Exercise. All of the material below is to be repeated exactly.

Exercise materials.
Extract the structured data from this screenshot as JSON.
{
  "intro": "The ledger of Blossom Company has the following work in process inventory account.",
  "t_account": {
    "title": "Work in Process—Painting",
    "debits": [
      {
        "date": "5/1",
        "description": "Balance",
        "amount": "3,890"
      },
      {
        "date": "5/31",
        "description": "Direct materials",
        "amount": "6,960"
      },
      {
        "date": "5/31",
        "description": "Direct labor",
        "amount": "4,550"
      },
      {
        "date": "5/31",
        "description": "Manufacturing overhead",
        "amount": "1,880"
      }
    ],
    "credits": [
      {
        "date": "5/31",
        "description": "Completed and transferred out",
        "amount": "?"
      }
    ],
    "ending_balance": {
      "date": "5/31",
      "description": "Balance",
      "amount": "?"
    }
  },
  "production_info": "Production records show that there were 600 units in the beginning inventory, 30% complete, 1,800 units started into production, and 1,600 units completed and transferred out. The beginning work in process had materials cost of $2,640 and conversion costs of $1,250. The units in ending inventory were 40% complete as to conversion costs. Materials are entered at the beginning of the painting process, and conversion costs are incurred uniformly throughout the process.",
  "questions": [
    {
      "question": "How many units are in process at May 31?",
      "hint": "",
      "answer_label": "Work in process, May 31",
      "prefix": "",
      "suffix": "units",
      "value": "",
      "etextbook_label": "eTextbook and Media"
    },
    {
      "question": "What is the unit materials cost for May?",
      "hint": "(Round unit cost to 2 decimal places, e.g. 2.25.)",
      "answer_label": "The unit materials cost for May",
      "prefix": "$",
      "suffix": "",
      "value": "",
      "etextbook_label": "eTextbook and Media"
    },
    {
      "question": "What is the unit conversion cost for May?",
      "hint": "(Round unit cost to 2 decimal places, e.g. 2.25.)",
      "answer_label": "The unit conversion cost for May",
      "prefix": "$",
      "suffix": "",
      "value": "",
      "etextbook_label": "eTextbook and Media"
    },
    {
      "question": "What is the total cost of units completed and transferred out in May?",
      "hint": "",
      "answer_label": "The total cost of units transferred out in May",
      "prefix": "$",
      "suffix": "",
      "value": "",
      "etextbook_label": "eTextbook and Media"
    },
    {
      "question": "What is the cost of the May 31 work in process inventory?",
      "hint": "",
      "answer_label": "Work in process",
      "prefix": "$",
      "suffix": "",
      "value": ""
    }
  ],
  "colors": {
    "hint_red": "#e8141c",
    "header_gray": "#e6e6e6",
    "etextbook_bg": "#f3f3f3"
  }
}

Response to this exercise.
Extract the structured data from this screenshot as JSON.
{
  "intro": "The ledger of Blossom Company has the following work in process inventory account.",
  "t_account": {
    "title": "Work in Process—Painting",
    "debits": [
      {
        "date": "5/1",
        "description": "Balance",
        "amount": "3,890"
      },
      {
        "date": "5/31",
        "description": "Direct materials",
        "amount": "6,960"
      },
      {
        "date": "5/31",
        "description": "Direct labor",
        "amount": "4,550"
      },
      {
        "date": "5/31",
        "description": "Manufacturing overhead",
        "amount": "1,880"
      }
    ],
    "credits": [
      {
        "date": "5/31",
        "description": "Completed and transferred out",
        "amount": "?"
      }
    ],
    "ending_balance": {
      "date": "5/31",
      "description": "Balance",
      "amount": "?"
    }
  },
  "production_info": "Production records show that there were 600 units in the beginning inventory, 30% complete, 1,800 units started into production, and 1,600 units completed and transferred out. The beginning work in process had materials cost of $2,640 and conversion costs of $1,250. The units in ending inventory were 40% complete as to conversion costs. Materials are entered at the beginning of the painting process, and conversion costs are incurred uniformly throughout the process.",
  "questions": [
    {
      "question": "How many units are in process at May 31?",
      "hint": "",
      "answer_label": "Work in process, May 31",
      "prefix": "",
      "suffix": "units",
      "value": "",
      "etextbook_label": "eTextbook and Media"
    },
    {
      "question": "What is the unit materials cost for May?",
      "hint": "(Round unit cost to 2 decimal places, e.g. 2.25.)",
      "answer_label": "The unit materials cost for May",
      "prefix": "$",
      "suffix": "",
      "value": "",
      "etextbook_label": "eTextbook and Media"
    },
    {
      "question": "What is the unit conversion cost for May?",
      "hint": "(Round unit cost to 2 decimal places, e.g. 2.25.)",
      "answer_label": "The unit conversion cost for May",
      "prefix": "$",
      "suffix": "",
      "value": "",
      "etextbook_label": "eTextbook and Media"
    },
    {
      "question": "What is the total cost of units completed and transferred out in May?",
      "hint": "",
      "answer_label": "The total cost of units transferred out in May",
      "prefix": "$",
      "suffix": "",
      "value": "",
      "etextbook_label": "eTextbook and Media"
    },
    {
      "question": "What is the cost of the May 31 work in process inventory?",
      "hint": "",
      "answer_label": "Work in process",
      "prefix": "$",
      "suffix": "",
      "value": ""
    }
  ],
  "colors": {
    "hint_red": "#e8141c",
    "header_gray": "#e6e6e6",
    "etextbook_bg": "#f3f3f3"
  }
}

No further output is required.